-- Records for this task start --

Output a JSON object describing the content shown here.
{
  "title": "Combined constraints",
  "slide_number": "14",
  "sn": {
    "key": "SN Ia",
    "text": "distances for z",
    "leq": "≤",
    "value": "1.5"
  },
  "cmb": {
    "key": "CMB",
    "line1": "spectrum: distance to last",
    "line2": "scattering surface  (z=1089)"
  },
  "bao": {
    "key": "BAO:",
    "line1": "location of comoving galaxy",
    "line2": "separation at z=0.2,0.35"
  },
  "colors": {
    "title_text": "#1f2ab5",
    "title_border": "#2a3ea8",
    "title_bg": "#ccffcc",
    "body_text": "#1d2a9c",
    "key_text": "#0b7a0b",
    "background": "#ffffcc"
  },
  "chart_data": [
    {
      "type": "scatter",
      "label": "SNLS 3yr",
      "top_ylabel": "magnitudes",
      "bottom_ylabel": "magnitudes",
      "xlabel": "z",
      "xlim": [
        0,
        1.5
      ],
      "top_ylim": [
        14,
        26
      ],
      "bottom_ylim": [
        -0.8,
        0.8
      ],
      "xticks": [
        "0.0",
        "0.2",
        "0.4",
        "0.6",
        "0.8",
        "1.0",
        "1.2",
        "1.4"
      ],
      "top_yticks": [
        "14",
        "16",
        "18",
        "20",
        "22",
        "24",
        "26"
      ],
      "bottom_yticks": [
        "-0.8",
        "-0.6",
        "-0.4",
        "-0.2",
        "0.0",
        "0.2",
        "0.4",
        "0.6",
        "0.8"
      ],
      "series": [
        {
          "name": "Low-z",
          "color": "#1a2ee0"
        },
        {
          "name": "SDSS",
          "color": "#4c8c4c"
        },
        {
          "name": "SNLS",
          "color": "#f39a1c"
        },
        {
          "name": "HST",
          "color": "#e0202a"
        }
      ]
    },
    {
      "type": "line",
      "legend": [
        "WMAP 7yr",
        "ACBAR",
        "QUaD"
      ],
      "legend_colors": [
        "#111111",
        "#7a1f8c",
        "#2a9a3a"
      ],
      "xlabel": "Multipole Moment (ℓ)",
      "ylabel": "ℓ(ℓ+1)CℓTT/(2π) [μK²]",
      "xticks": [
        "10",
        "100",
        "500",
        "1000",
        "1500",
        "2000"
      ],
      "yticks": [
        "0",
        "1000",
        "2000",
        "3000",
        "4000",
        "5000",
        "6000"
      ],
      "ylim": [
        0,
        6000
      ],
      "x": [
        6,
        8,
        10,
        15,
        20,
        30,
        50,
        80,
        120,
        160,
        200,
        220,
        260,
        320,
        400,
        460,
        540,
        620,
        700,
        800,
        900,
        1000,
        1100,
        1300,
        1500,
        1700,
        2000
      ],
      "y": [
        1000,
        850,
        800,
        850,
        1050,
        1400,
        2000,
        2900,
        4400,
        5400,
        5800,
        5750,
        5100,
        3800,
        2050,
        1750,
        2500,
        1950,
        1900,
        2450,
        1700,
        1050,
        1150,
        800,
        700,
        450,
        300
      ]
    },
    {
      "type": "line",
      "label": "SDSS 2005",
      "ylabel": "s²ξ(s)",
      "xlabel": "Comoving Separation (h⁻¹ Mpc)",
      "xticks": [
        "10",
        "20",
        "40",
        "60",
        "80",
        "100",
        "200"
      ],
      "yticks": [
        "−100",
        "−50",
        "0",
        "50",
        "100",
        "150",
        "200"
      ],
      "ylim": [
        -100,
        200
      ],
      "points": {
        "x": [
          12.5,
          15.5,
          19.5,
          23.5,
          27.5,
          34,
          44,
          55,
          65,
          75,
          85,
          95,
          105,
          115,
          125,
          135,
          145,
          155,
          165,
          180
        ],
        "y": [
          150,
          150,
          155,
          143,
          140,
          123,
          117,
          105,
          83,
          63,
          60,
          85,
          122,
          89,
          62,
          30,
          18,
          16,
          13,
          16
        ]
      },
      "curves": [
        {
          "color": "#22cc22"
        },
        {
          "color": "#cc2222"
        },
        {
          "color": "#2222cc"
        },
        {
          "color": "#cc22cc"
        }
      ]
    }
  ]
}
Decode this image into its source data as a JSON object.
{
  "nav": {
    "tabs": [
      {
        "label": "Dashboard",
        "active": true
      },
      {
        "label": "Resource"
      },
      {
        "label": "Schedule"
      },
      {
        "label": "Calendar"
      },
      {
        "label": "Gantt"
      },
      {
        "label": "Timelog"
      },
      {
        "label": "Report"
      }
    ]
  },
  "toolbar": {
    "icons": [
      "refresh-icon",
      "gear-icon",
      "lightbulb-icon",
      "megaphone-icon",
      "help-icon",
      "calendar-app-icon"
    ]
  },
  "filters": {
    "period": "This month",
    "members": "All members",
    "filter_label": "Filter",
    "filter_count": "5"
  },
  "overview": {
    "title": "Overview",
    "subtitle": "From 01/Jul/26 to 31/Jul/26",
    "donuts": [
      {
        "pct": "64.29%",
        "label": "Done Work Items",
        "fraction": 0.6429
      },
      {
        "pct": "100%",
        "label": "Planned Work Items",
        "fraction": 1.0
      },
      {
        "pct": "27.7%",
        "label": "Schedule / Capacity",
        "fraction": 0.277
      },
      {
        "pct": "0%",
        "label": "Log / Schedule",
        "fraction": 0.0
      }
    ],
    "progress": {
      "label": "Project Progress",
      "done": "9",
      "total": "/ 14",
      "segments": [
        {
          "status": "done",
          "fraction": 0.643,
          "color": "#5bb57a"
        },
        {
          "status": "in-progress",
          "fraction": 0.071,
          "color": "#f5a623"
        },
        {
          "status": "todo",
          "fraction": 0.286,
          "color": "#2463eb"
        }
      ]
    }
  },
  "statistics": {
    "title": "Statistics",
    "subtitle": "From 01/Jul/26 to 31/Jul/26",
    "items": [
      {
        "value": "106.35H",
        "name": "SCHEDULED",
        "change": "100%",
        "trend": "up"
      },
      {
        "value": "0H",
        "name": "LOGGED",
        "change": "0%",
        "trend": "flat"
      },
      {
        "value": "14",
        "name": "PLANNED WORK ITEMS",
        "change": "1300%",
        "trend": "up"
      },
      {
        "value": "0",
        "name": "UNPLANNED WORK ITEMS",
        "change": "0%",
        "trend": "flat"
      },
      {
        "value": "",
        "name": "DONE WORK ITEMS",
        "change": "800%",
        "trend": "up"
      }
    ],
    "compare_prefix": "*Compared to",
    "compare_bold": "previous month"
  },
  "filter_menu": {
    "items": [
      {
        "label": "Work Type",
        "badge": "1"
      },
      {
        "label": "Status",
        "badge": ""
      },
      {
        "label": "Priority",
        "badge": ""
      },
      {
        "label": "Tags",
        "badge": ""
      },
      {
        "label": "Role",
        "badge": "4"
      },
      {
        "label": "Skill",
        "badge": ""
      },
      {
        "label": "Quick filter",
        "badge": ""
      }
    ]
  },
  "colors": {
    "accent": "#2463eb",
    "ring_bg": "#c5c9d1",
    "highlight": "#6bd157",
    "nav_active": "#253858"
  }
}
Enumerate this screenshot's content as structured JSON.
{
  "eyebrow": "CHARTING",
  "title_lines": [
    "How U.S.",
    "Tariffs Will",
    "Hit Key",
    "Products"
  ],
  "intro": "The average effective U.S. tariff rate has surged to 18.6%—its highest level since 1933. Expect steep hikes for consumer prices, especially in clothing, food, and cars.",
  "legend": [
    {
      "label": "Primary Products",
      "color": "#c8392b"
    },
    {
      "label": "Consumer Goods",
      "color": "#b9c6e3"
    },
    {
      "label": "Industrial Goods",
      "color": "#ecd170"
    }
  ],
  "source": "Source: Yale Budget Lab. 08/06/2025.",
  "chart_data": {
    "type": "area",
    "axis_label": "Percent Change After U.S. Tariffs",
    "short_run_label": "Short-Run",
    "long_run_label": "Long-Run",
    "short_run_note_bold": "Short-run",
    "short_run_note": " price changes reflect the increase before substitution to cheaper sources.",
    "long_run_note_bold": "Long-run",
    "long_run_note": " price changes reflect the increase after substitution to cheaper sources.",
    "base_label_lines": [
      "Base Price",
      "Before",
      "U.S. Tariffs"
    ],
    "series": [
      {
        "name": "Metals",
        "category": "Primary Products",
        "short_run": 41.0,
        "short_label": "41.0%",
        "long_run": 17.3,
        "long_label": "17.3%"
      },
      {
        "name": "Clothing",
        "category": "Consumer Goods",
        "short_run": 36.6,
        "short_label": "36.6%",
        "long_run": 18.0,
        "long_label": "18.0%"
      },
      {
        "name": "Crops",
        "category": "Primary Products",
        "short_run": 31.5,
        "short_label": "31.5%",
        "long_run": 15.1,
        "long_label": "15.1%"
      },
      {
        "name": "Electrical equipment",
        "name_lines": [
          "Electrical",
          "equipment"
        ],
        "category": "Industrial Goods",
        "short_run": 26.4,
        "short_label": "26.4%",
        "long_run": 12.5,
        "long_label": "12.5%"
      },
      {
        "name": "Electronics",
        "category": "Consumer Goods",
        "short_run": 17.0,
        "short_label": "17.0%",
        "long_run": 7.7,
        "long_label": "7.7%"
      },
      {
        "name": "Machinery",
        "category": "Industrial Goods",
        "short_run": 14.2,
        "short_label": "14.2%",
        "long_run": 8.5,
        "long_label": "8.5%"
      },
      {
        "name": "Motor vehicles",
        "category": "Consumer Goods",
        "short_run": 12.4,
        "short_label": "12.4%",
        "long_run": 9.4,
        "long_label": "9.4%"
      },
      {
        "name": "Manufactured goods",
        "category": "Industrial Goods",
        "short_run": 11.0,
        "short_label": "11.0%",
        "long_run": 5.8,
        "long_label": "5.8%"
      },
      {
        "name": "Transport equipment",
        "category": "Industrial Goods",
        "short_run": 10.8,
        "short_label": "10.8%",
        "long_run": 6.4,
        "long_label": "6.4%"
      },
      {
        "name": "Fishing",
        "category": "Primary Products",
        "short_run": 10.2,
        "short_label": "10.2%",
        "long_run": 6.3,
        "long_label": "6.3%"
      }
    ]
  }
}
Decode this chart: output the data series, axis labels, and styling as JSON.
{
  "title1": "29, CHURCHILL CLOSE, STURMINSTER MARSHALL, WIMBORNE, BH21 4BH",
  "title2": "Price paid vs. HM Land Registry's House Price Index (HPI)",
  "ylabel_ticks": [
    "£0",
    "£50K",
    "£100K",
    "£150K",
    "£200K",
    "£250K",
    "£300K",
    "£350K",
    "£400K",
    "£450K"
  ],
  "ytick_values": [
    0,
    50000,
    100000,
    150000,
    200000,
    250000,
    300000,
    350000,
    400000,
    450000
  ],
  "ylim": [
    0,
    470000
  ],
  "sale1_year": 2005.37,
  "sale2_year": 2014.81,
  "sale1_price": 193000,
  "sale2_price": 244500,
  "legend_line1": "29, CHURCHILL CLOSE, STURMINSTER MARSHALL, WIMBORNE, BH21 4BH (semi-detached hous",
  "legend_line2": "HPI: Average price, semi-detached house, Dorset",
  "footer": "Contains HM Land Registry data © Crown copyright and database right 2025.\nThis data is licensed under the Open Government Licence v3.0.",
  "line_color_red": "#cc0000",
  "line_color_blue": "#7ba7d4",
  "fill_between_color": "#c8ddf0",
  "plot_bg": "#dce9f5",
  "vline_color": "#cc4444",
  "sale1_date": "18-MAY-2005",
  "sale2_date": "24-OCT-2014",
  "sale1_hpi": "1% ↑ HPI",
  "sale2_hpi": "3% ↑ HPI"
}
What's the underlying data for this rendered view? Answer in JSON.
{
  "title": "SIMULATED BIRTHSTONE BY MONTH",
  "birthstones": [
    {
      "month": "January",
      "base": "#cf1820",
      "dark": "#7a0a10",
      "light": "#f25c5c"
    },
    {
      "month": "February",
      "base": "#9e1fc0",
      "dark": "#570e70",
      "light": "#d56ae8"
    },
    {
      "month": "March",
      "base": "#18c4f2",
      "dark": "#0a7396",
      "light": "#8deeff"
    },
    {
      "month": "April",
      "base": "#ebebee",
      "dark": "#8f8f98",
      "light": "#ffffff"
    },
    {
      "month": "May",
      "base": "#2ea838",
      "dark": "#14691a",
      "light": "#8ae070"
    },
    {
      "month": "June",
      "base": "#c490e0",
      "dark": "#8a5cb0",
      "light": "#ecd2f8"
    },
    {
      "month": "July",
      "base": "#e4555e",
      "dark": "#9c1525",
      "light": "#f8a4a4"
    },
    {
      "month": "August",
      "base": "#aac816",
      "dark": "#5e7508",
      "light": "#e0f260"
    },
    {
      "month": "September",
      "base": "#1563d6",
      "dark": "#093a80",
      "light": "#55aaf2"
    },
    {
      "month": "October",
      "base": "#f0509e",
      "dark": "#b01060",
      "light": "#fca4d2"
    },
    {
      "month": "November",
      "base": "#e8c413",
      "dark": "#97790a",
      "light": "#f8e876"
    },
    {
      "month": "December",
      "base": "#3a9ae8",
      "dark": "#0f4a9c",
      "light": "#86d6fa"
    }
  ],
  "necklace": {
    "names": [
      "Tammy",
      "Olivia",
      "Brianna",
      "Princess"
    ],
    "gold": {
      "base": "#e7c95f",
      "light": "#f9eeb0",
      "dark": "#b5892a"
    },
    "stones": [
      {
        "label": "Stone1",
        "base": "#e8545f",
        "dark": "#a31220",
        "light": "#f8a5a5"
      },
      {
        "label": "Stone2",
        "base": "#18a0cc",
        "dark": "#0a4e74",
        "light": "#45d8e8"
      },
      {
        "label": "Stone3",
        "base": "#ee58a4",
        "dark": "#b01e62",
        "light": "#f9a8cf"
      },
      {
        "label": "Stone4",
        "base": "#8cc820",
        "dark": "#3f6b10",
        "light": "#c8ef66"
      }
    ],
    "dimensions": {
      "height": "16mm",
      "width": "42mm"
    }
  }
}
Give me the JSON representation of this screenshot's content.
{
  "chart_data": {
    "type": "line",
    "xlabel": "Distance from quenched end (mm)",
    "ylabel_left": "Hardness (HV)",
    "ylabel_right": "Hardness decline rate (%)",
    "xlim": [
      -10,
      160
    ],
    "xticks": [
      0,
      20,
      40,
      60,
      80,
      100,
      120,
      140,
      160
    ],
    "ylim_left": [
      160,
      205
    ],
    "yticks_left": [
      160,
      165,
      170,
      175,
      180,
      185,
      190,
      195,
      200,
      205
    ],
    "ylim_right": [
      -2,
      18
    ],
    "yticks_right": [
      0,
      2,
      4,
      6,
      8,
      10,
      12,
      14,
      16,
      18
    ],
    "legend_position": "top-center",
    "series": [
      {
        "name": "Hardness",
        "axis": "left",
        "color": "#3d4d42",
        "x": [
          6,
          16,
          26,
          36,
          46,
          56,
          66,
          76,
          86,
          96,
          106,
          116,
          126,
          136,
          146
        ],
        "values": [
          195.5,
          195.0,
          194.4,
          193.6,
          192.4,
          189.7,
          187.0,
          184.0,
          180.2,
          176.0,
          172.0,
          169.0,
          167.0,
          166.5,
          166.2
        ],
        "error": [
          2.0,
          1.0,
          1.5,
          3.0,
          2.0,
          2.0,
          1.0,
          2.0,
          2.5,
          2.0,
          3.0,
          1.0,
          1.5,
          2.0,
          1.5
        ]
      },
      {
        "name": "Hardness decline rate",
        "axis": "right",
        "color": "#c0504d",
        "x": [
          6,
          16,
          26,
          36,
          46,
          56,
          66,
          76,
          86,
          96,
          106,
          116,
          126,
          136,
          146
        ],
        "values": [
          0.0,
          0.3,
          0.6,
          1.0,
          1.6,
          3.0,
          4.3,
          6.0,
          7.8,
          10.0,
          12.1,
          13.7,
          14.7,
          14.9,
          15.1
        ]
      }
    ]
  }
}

-- Records for this task end --

- [Requirements]:
In the records above, collect each line with "fraction".

- [Answer to the task]:
        "fraction": 0.6429
        "fraction": 1.0
        "fraction": 0.277
        "fraction": 0.0
          "fraction": 0.643,
          "fraction": 0.071,
          "fraction": 0.286,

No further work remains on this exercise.